EXERCISE PROMPT: Find how many lines hold the word "rotate" and give that number only.

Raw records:
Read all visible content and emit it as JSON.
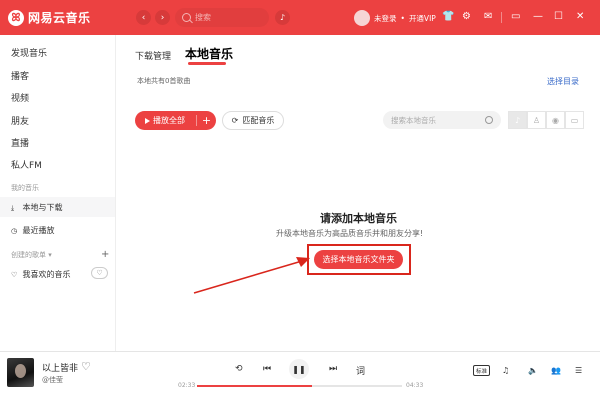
{
  "app": {
    "name": "网易云音乐"
  },
  "search": {
    "placeholder": "搜索"
  },
  "user": {
    "login": "未登录",
    "vip": "开通VIP"
  },
  "sidebar": {
    "items": [
      "发现音乐",
      "播客",
      "视频",
      "朋友",
      "直播",
      "私人FM"
    ],
    "my_music_title": "我的音乐",
    "my_music": [
      "本地与下载",
      "最近播放"
    ],
    "created_title": "创建的歌单",
    "created": [
      "我喜欢的音乐"
    ]
  },
  "tabs": {
    "download": "下载管理",
    "local": "本地音乐"
  },
  "local": {
    "count_text": "本地共有0首歌曲",
    "select_dir": "选择目录",
    "play_all": "播放全部",
    "match": "匹配音乐",
    "search_placeholder": "搜索本地音乐",
    "empty_title": "请添加本地音乐",
    "empty_sub": "升级本地音乐为高品质音乐并和朋友分享!",
    "choose_folder": "选择本地音乐文件夹"
  },
  "player": {
    "title": "以上皆非",
    "artist": "@佳莹",
    "current_time": "02:33",
    "total_time": "04:33",
    "progress": 0.56,
    "lyric": "词",
    "quality": "标准"
  },
  "colors": {
    "accent": "#ec4141",
    "link": "#3a6bc9",
    "annotation": "#d9261c"
  }
}
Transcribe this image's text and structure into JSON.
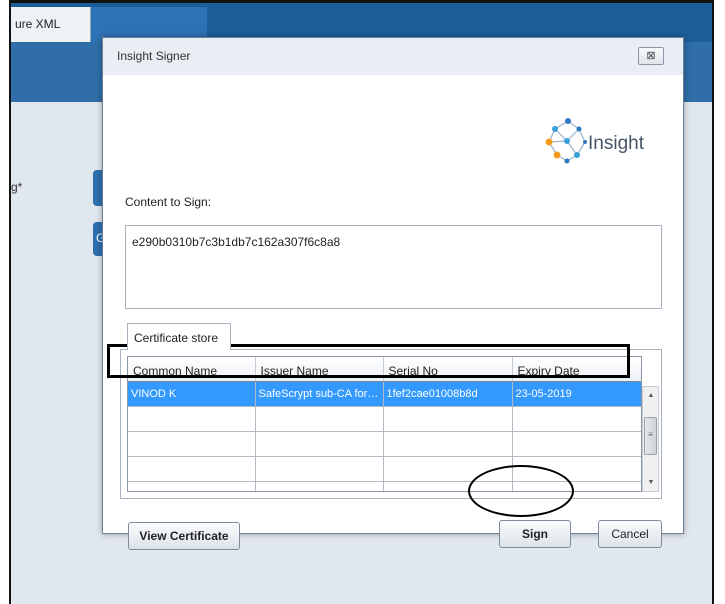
{
  "background_app": {
    "tab_label": "ure XML",
    "field_label": "g*",
    "partial_button_text": "G"
  },
  "dialog": {
    "title": "Insight Signer",
    "close_glyph": "⊠",
    "logo_text": "Insight",
    "content_label": "Content to Sign:",
    "content_value": "e290b0310b7c3b1db7c162a307f6c8a8",
    "cert_tab_label": "Certificate store",
    "table": {
      "headers": [
        "Common Name",
        "Issuer Name",
        "Serial No",
        "Expiry Date"
      ],
      "rows": [
        [
          "VINOD K",
          "SafeScrypt sub-CA for R...",
          "1fef2cae01008b8d",
          "23-05-2019"
        ],
        [
          "",
          "",
          "",
          ""
        ],
        [
          "",
          "",
          "",
          ""
        ],
        [
          "",
          "",
          "",
          ""
        ],
        [
          "",
          "",
          "",
          ""
        ]
      ]
    },
    "buttons": {
      "view_certificate": "View Certificate",
      "sign": "Sign",
      "cancel": "Cancel"
    },
    "colors": {
      "selection": "#3399ff",
      "header_blue": "#1b5e99"
    }
  }
}
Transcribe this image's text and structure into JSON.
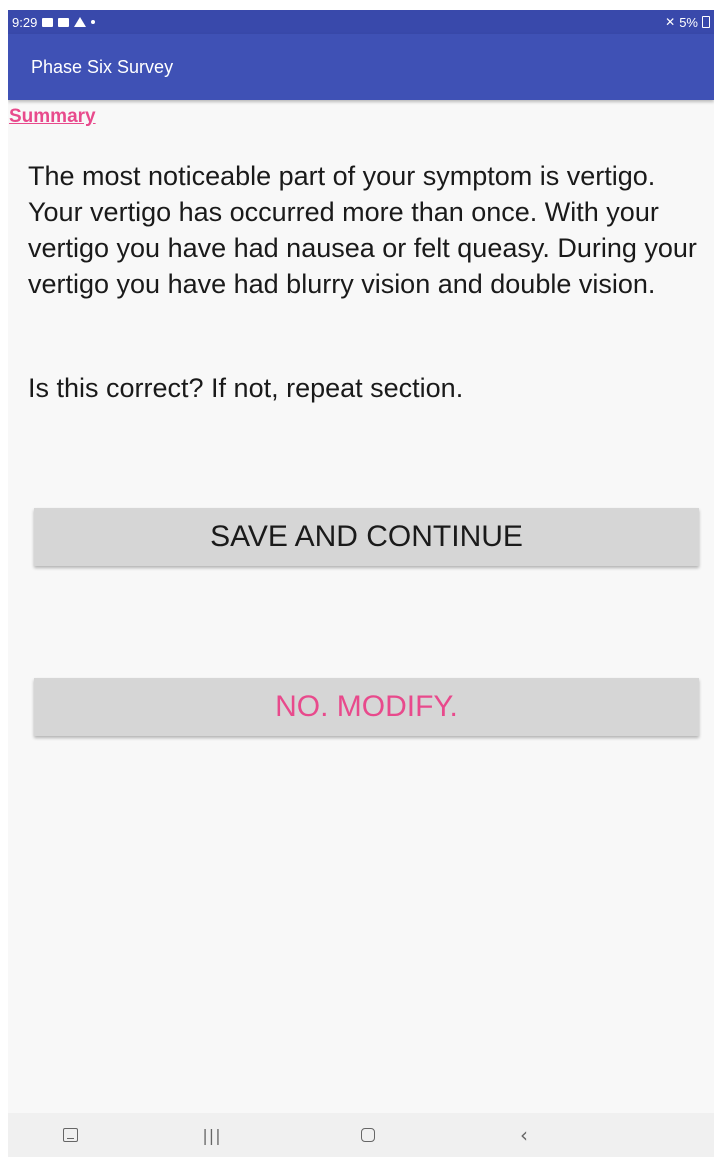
{
  "status_bar": {
    "time": "9:29",
    "battery_text": "5%",
    "icons": [
      "image-icon",
      "notification-icon",
      "warning-icon",
      "dot-icon",
      "mute-icon",
      "battery-icon"
    ]
  },
  "app_bar": {
    "title": "Phase Six Survey"
  },
  "content": {
    "section_link": "Summary",
    "summary_text": "The most noticeable part of your symptom is vertigo. Your vertigo has occurred more than once. With your vertigo you have had nausea or felt queasy. During your vertigo you have had blurry vision and double vision.",
    "question": "Is this correct? If not, repeat section."
  },
  "buttons": {
    "save_label": "SAVE AND CONTINUE",
    "modify_label": "NO. MODIFY."
  },
  "nav_bar": {
    "icons": [
      "keyboard-icon",
      "recents-icon",
      "home-icon",
      "back-icon"
    ]
  },
  "colors": {
    "primary": "#3f51b5",
    "status_bar": "#3949ab",
    "accent": "#e84a8c",
    "button_bg": "#d6d6d6",
    "background": "#f8f8f8"
  }
}
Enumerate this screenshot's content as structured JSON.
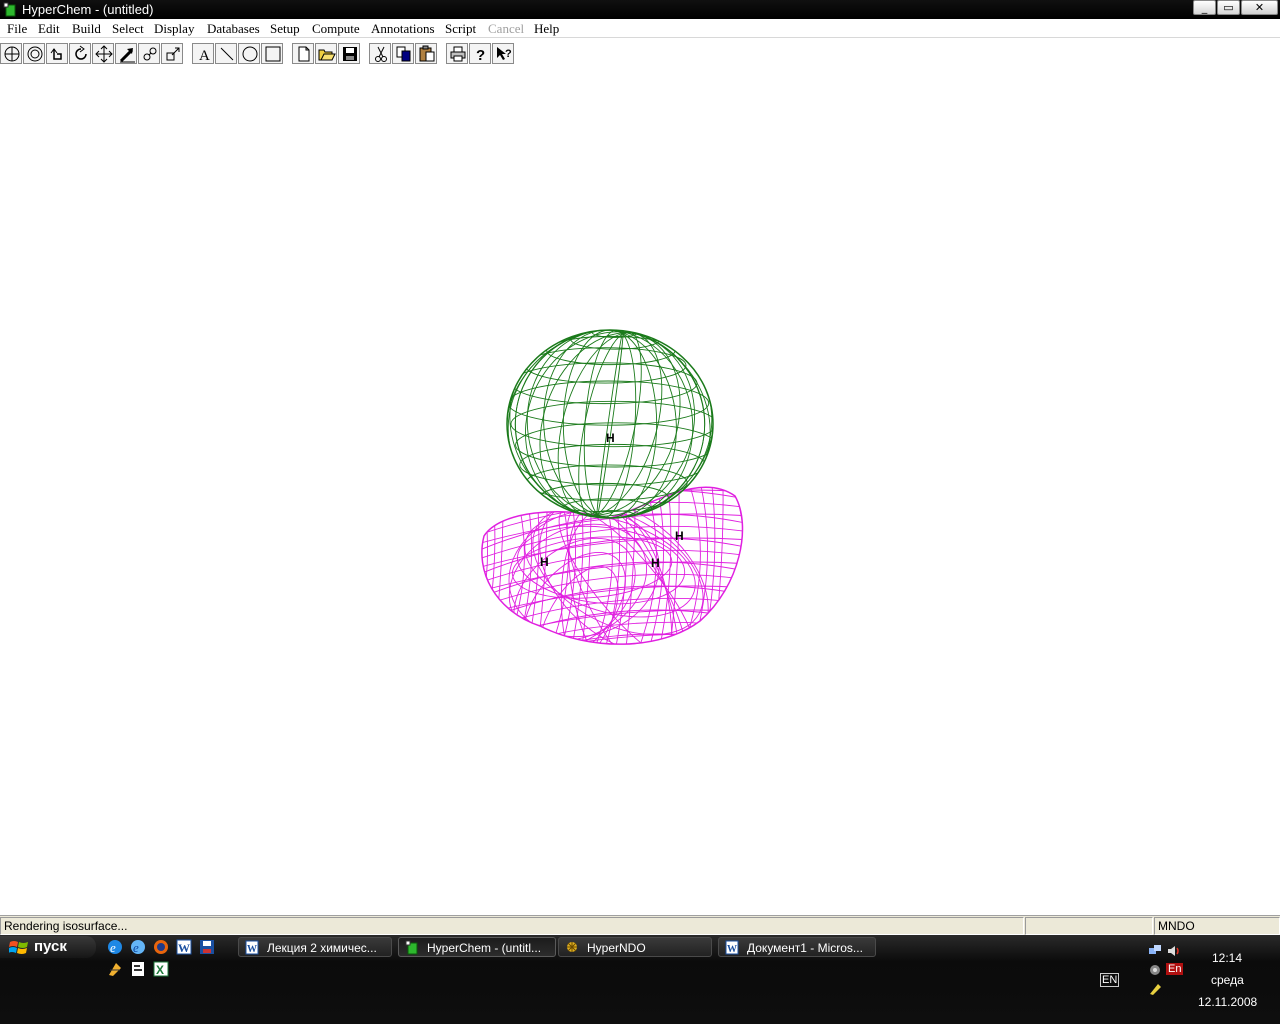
{
  "window": {
    "title": "HyperChem - (untitled)",
    "controls": {
      "minimize": "_",
      "maximize": "▭",
      "close": "✕"
    }
  },
  "menubar": {
    "items": [
      "File",
      "Edit",
      "Build",
      "Select",
      "Display",
      "Databases",
      "Setup",
      "Compute",
      "Annotations",
      "Script",
      "Cancel",
      "Help"
    ],
    "disabled": [
      "Cancel"
    ]
  },
  "toolbar": {
    "tools": [
      "draw-tool-icon",
      "select-tool-icon",
      "rotate-xy-tool-icon",
      "rotate-z-tool-icon",
      "translate-tool-icon",
      "translate-z-tool-icon",
      "zoom-tool-icon",
      "clip-tool-icon"
    ],
    "annotation_tools": [
      "text-annotation-icon",
      "line-annotation-icon",
      "ellipse-annotation-icon",
      "rectangle-annotation-icon"
    ],
    "file_tools": [
      "new-file-icon",
      "open-file-icon",
      "save-file-icon"
    ],
    "edit_tools": [
      "cut-icon",
      "copy-icon",
      "paste-icon"
    ],
    "misc_tools": [
      "print-icon",
      "help-icon",
      "context-help-icon"
    ],
    "text_tool_label": "A"
  },
  "molecule": {
    "atoms": [
      {
        "label": "H"
      },
      {
        "label": "H"
      },
      {
        "label": "H"
      },
      {
        "label": "H"
      }
    ],
    "isosurface_colors": {
      "positive_lobe": "#1a7a1a",
      "negative_lobe": "#e020e0"
    }
  },
  "statusbar": {
    "message": "Rendering isosurface...",
    "middle": "",
    "method": "MNDO"
  },
  "taskbar": {
    "start_label": "пуск",
    "quick_launch": [
      "ie-icon",
      "ie-alt-icon",
      "firefox-icon",
      "word-icon",
      "save-disk-icon",
      "shortcut-icon",
      "document-icon",
      "excel-icon"
    ],
    "tasks": [
      {
        "label": "Лекция 2 химичес...",
        "icon": "word-doc-icon",
        "active": false
      },
      {
        "label": "HyperChem - (untitl...",
        "icon": "hyperchem-icon",
        "active": true
      },
      {
        "label": "HyperNDO",
        "icon": "hyperndo-icon",
        "active": false
      },
      {
        "label": "Документ1 - Micros...",
        "icon": "word-doc-icon",
        "active": false
      }
    ],
    "tray": {
      "language": "EN",
      "lang_badge": "En",
      "time": "12:14",
      "day": "среда",
      "date": "12.11.2008"
    }
  },
  "colors": {
    "accent": "#000000",
    "workspace": "#ffffff",
    "green_mesh": "#1a7a1a",
    "magenta_mesh": "#e020e0"
  }
}
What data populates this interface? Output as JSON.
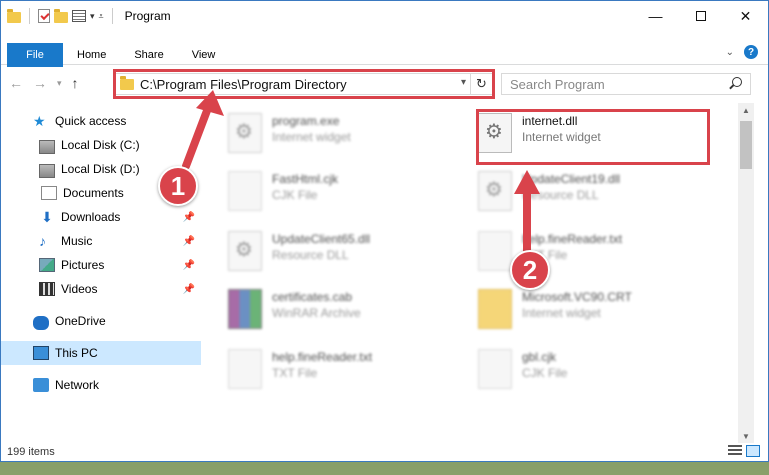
{
  "window": {
    "title": "Program",
    "controls": {
      "minimize": "—",
      "close": "✕"
    }
  },
  "ribbon": {
    "tabs": [
      "File",
      "Home",
      "Share",
      "View"
    ],
    "help": "?"
  },
  "nav": {
    "back": "←",
    "forward": "→",
    "up": "↑",
    "address": "C:\\Program Files\\Program Directory",
    "refresh": "↻",
    "search_placeholder": "Search Program"
  },
  "sidebar": {
    "items": [
      {
        "label": "Quick access"
      },
      {
        "label": "Local Disk (C:)"
      },
      {
        "label": "Local Disk (D:)"
      },
      {
        "label": "Documents"
      },
      {
        "label": "Downloads"
      },
      {
        "label": "Music"
      },
      {
        "label": "Pictures"
      },
      {
        "label": "Videos"
      },
      {
        "label": "OneDrive"
      },
      {
        "label": "This PC"
      },
      {
        "label": "Network"
      }
    ]
  },
  "files": [
    {
      "name": "program.exe",
      "type": "Internet widget"
    },
    {
      "name": "internet.dll",
      "type": "Internet widget"
    },
    {
      "name": "FastHtml.cjk",
      "type": "CJK File"
    },
    {
      "name": "UpdateClient19.dll",
      "type": "Resource DLL"
    },
    {
      "name": "UpdateClient65.dll",
      "type": "Resource DLL"
    },
    {
      "name": "help.fineReader.txt",
      "type": "TXT File"
    },
    {
      "name": "certificates.cab",
      "type": "WinRAR Archive"
    },
    {
      "name": "Microsoft.VC90.CRT",
      "type": "Internet widget"
    },
    {
      "name": "help.fineReader.txt",
      "type": "TXT File"
    },
    {
      "name": "gbl.cjk",
      "type": "CJK File"
    }
  ],
  "status": {
    "count": "199 items"
  },
  "annotations": {
    "step1": "1",
    "step2": "2",
    "color": "#d9434b"
  }
}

RIGHT ANSWER: 2